Exercise aim
Repeat the data exactly, please; no pictures belong in the copy.
....
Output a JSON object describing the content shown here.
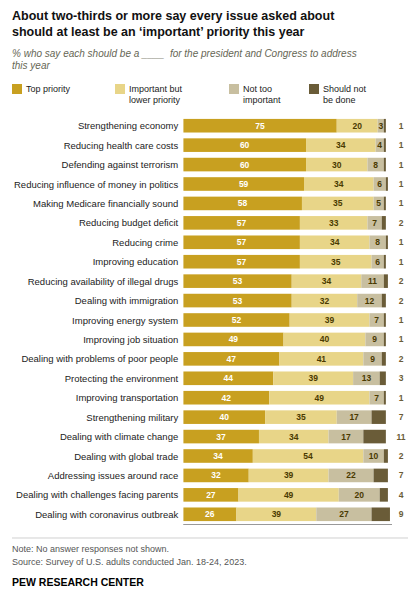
{
  "chart_data": {
    "type": "bar",
    "orientation": "horizontal",
    "stacked": true,
    "title": "About two-thirds or more say every issue asked about\nshould at least be an ‘important’ priority this year",
    "subtitle": "% who say each should be a ____  for the president and Congress to address\nthis year",
    "categories": [
      "Strengthening economy",
      "Reducing health care costs",
      "Defending against terrorism",
      "Reducing influence of money in politics",
      "Making Medicare financially sound",
      "Reducing budget deficit",
      "Reducing crime",
      "Improving education",
      "Reducing availability of illegal drugs",
      "Dealing with immigration",
      "Improving energy system",
      "Improving job situation",
      "Dealing with problems of poor people",
      "Protecting the environment",
      "Improving transportation",
      "Strengthening military",
      "Dealing with climate change",
      "Dealing with global trade",
      "Addressing issues around race",
      "Dealing with challenges facing parents",
      "Dealing with coronavirus outbreak"
    ],
    "series": [
      {
        "name": "Top priority",
        "color": "#C8A020",
        "values": [
          75,
          60,
          60,
          59,
          58,
          57,
          57,
          57,
          53,
          53,
          52,
          49,
          47,
          44,
          42,
          40,
          37,
          34,
          32,
          27,
          26
        ]
      },
      {
        "name": "Important but\nlower priority",
        "color": "#E8D588",
        "values": [
          20,
          34,
          30,
          34,
          35,
          33,
          34,
          35,
          34,
          32,
          39,
          40,
          41,
          39,
          49,
          35,
          34,
          54,
          39,
          49,
          39
        ]
      },
      {
        "name": "Not too\nimportant",
        "color": "#C8BFA0",
        "values": [
          3,
          4,
          8,
          6,
          5,
          7,
          8,
          6,
          11,
          12,
          7,
          9,
          9,
          13,
          7,
          17,
          17,
          10,
          22,
          20,
          27
        ]
      },
      {
        "name": "Should not\nbe done",
        "color": "#6A5C38",
        "values": [
          1,
          1,
          1,
          1,
          1,
          2,
          1,
          1,
          2,
          2,
          1,
          1,
          2,
          3,
          1,
          7,
          11,
          2,
          7,
          4,
          9
        ]
      }
    ],
    "xlim": [
      0,
      102
    ],
    "xticks": [],
    "tick_labels": "y",
    "grid": false,
    "legend": "top",
    "data_labels": true,
    "annotations": [
      "Note: No answer responses not shown.",
      "Source: Survey of U.S. adults conducted Jan. 18-24, 2023.",
      "PEW RESEARCH CENTER"
    ]
  }
}
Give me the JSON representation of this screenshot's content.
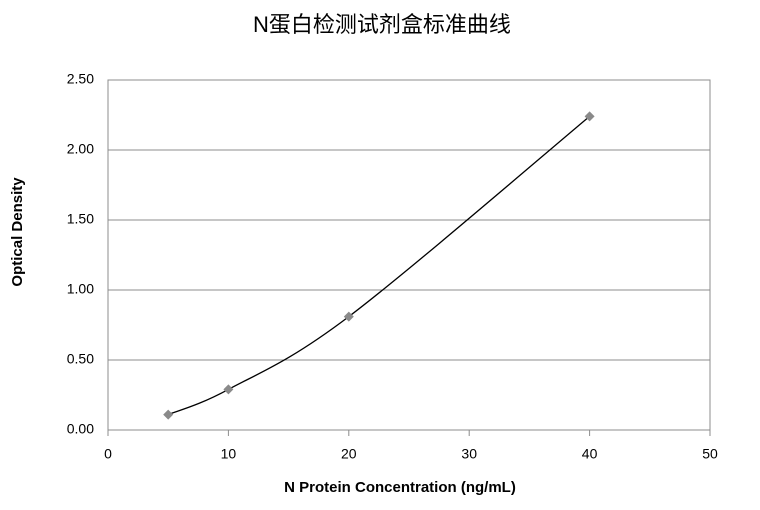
{
  "chart_data": {
    "type": "scatter",
    "title": "N蛋白检测试剂盒标准曲线",
    "x_label": "N Protein Concentration   (ng/mL)",
    "y_label": "Optical Density",
    "x": [
      5,
      10,
      20,
      40
    ],
    "values": [
      0.11,
      0.29,
      0.81,
      2.24
    ],
    "color": "#8a8a8a",
    "line_color": "#000000",
    "smooth_line": true,
    "xlim": [
      0,
      50
    ],
    "xticks": [
      0,
      10,
      20,
      30,
      40,
      50
    ],
    "ylim": [
      0,
      2.5
    ],
    "yticks": [
      {
        "value": 0,
        "label": "0.00"
      },
      {
        "value": 0.5,
        "label": "0.50"
      },
      {
        "value": 1,
        "label": "1.00"
      },
      {
        "value": 1.5,
        "label": "1.50"
      },
      {
        "value": 2,
        "label": "2.00"
      },
      {
        "value": 2.5,
        "label": "2.50"
      }
    ],
    "grid": true
  }
}
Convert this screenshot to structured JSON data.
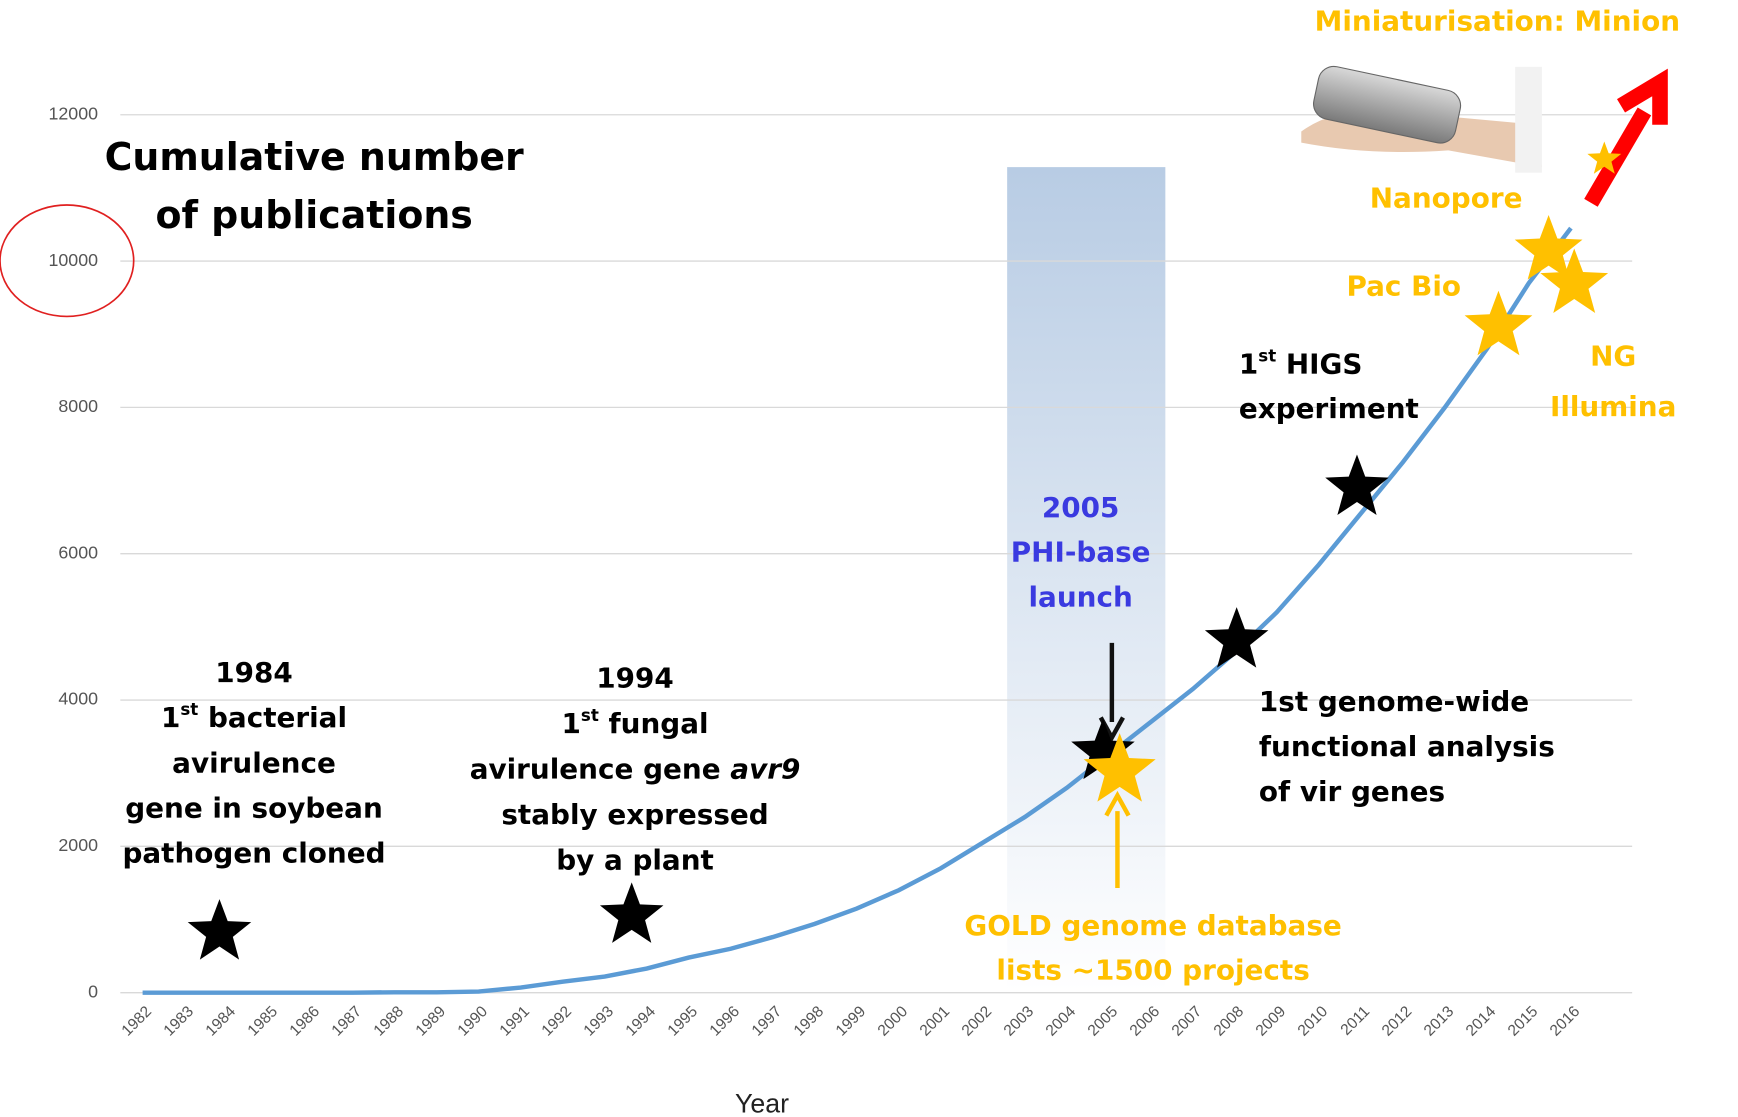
{
  "chart_data": {
    "type": "line",
    "title": [
      "Cumulative number",
      "of publications"
    ],
    "x_label": "Year",
    "categories": [
      "1982",
      "1983",
      "1984",
      "1985",
      "1986",
      "1987",
      "1988",
      "1989",
      "1990",
      "1991",
      "1992",
      "1993",
      "1994",
      "1995",
      "1996",
      "1997",
      "1998",
      "1999",
      "2000",
      "2001",
      "2002",
      "2003",
      "2004",
      "2005",
      "2006",
      "2007",
      "2008",
      "2009",
      "2010",
      "2011",
      "2012",
      "2013",
      "2014",
      "2015",
      "2016"
    ],
    "values": [
      0,
      0,
      0,
      0,
      0,
      0,
      5,
      5,
      15,
      70,
      150,
      220,
      330,
      480,
      600,
      760,
      940,
      1150,
      1400,
      1700,
      2050,
      2400,
      2800,
      3250,
      3700,
      4150,
      4650,
      5200,
      5850,
      6550,
      7250,
      8000,
      8800,
      9700,
      10450
    ],
    "color": "#5b9bd5",
    "ylim": [
      0,
      12000
    ],
    "yticks": [
      0,
      2000,
      4000,
      6000,
      8000,
      10000,
      12000
    ],
    "grid": true,
    "annotations": [
      {
        "color": "#000000",
        "lines": [
          "1984",
          [
            {
              "text": "1"
            },
            {
              "text": "st",
              "sup": true
            },
            {
              "text": " bacterial"
            }
          ],
          "avirulence",
          "gene in soybean",
          "pathogen cloned"
        ]
      },
      {
        "color": "#000000",
        "lines": [
          "1994",
          [
            {
              "text": "1"
            },
            {
              "text": "st",
              "sup": true
            },
            {
              "text": " fungal"
            }
          ],
          [
            {
              "text": "avirulence gene "
            },
            {
              "text": "avr9",
              "italic": true
            }
          ],
          "stably expressed",
          "by a plant"
        ]
      },
      {
        "color": "#3a3ae0",
        "lines": [
          "2005",
          "PHI-base",
          "launch"
        ]
      },
      {
        "color": "#ffc000",
        "lines": [
          "GOLD genome database",
          "lists ~1500 projects"
        ]
      },
      {
        "color": "#000000",
        "lines": [
          "1st genome-wide",
          "functional analysis",
          "of vir genes"
        ]
      },
      {
        "color": "#000000",
        "lines": [
          [
            {
              "text": "1"
            },
            {
              "text": "st",
              "sup": true
            },
            {
              "text": " HIGS"
            }
          ],
          "experiment"
        ]
      },
      {
        "color": "#ffc000",
        "lines": [
          "Pac Bio"
        ]
      },
      {
        "color": "#ffc000",
        "lines": [
          "Nanopore"
        ]
      },
      {
        "color": "#ffc000",
        "lines": [
          "NG",
          "Illumina"
        ]
      },
      {
        "color": "#ffc000",
        "lines": [
          "Miniaturisation: Minion"
        ]
      }
    ]
  }
}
....
Task output
Output a JSON object describing the content shown here.
{
  "chart_data": {
    "type": "bar",
    "orientation": "horizontal",
    "stacked": true,
    "title": "About two-thirds or more say every issue asked about\nshould at least be an ‘important’ priority this year",
    "subtitle": "% who say each should be a ____  for the president and Congress to address\nthis year",
    "categories": [
      "Strengthening economy",
      "Reducing health care costs",
      "Defending against terrorism",
      "Reducing influence of money in politics",
      "Making Medicare financially sound",
      "Reducing budget deficit",
      "Reducing crime",
      "Improving education",
      "Reducing availability of illegal drugs",
      "Dealing with immigration",
      "Improving energy system",
      "Improving job situation",
      "Dealing with problems of poor people",
      "Protecting the environment",
      "Improving transportation",
      "Strengthening military",
      "Dealing with climate change",
      "Dealing with global trade",
      "Addressing issues around race",
      "Dealing with challenges facing parents",
      "Dealing with coronavirus outbreak"
    ],
    "series": [
      {
        "name": "Top priority",
        "color": "#C8A020",
        "values": [
          75,
          60,
          60,
          59,
          58,
          57,
          57,
          57,
          53,
          53,
          52,
          49,
          47,
          44,
          42,
          40,
          37,
          34,
          32,
          27,
          26
        ]
      },
      {
        "name": "Important but\nlower priority",
        "color": "#E8D588",
        "values": [
          20,
          34,
          30,
          34,
          35,
          33,
          34,
          35,
          34,
          32,
          39,
          40,
          41,
          39,
          49,
          35,
          34,
          54,
          39,
          49,
          39
        ]
      },
      {
        "name": "Not too\nimportant",
        "color": "#C8BFA0",
        "values": [
          3,
          4,
          8,
          6,
          5,
          7,
          8,
          6,
          11,
          12,
          7,
          9,
          9,
          13,
          7,
          17,
          17,
          10,
          22,
          20,
          27
        ]
      },
      {
        "name": "Should not\nbe done",
        "color": "#6A5C38",
        "values": [
          1,
          1,
          1,
          1,
          1,
          2,
          1,
          1,
          2,
          2,
          1,
          1,
          2,
          3,
          1,
          7,
          11,
          2,
          7,
          4,
          9
        ]
      }
    ],
    "xlim": [
      0,
      102
    ],
    "xticks": [],
    "tick_labels": "y",
    "grid": false,
    "legend": "top",
    "data_labels": true,
    "annotations": [
      "Note: No answer responses not shown.",
      "Source: Survey of U.S. adults conducted Jan. 18-24, 2023.",
      "PEW RESEARCH CENTER"
    ]
  }
}
Give me the JSON representation of this screenshot's content.
{
  "chart_data": {
    "type": "scatter",
    "title": "N蛋白检测试剂盒标准曲线",
    "x_label": "N Protein Concentration   (ng/mL)",
    "y_label": "Optical Density",
    "x": [
      5,
      10,
      20,
      40
    ],
    "values": [
      0.11,
      0.29,
      0.81,
      2.24
    ],
    "color": "#8a8a8a",
    "line_color": "#000000",
    "smooth_line": true,
    "xlim": [
      0,
      50
    ],
    "xticks": [
      0,
      10,
      20,
      30,
      40,
      50
    ],
    "ylim": [
      0,
      2.5
    ],
    "yticks": [
      {
        "value": 0,
        "label": "0.00"
      },
      {
        "value": 0.5,
        "label": "0.50"
      },
      {
        "value": 1,
        "label": "1.00"
      },
      {
        "value": 1.5,
        "label": "1.50"
      },
      {
        "value": 2,
        "label": "2.00"
      },
      {
        "value": 2.5,
        "label": "2.50"
      }
    ],
    "grid": true
  }
}
Convert this screenshot to structured JSON data.
{
  "chart_data": {
    "type": "line",
    "title": [
      "Cumulative number",
      "of publications"
    ],
    "x_label": "Year",
    "categories": [
      "1982",
      "1983",
      "1984",
      "1985",
      "1986",
      "1987",
      "1988",
      "1989",
      "1990",
      "1991",
      "1992",
      "1993",
      "1994",
      "1995",
      "1996",
      "1997",
      "1998",
      "1999",
      "2000",
      "2001",
      "2002",
      "2003",
      "2004",
      "2005",
      "2006",
      "2007",
      "2008",
      "2009",
      "2010",
      "2011",
      "2012",
      "2013",
      "2014",
      "2015",
      "2016"
    ],
    "values": [
      0,
      0,
      0,
      0,
      0,
      0,
      5,
      5,
      15,
      70,
      150,
      220,
      330,
      480,
      600,
      760,
      940,
      1150,
      1400,
      1700,
      2050,
      2400,
      2800,
      3250,
      3700,
      4150,
      4650,
      5200,
      5850,
      6550,
      7250,
      8000,
      8800,
      9700,
      10450
    ],
    "color": "#5b9bd5",
    "ylim": [
      0,
      12000
    ],
    "yticks": [
      0,
      2000,
      4000,
      6000,
      8000,
      10000,
      12000
    ],
    "grid": true,
    "annotations": [
      {
        "color": "#000000",
        "lines": [
          "1984",
          [
            {
              "text": "1"
            },
            {
              "text": "st",
              "sup": true
            },
            {
              "text": " bacterial"
            }
          ],
          "avirulence",
          "gene in soybean",
          "pathogen cloned"
        ]
      },
      {
        "color": "#000000",
        "lines": [
          "1994",
          [
            {
              "text": "1"
            },
            {
              "text": "st",
              "sup": true
            },
            {
              "text": " fungal"
            }
          ],
          [
            {
              "text": "avirulence gene "
            },
            {
              "text": "avr9",
              "italic": true
            }
          ],
          "stably expressed",
          "by a plant"
        ]
      },
      {
        "color": "#3a3ae0",
        "lines": [
          "2005",
          "PHI-base",
          "launch"
        ]
      },
      {
        "color": "#ffc000",
        "lines": [
          "GOLD genome database",
          "lists ~1500 projects"
        ]
      },
      {
        "color": "#000000",
        "lines": [
          "1st genome-wide",
          "functional analysis",
          "of vir genes"
        ]
      },
      {
        "color": "#000000",
        "lines": [
          [
            {
              "text": "1"
            },
            {
              "text": "st",
              "sup": true
            },
            {
              "text": " HIGS"
            }
          ],
          "experiment"
        ]
      },
      {
        "color": "#ffc000",
        "lines": [
          "Pac Bio"
        ]
      },
      {
        "color": "#ffc000",
        "lines": [
          "Nanopore"
        ]
      },
      {
        "color": "#ffc000",
        "lines": [
          "NG",
          "Illumina"
        ]
      },
      {
        "color": "#ffc000",
        "lines": [
          "Miniaturisation: Minion"
        ]
      }
    ]
  }
}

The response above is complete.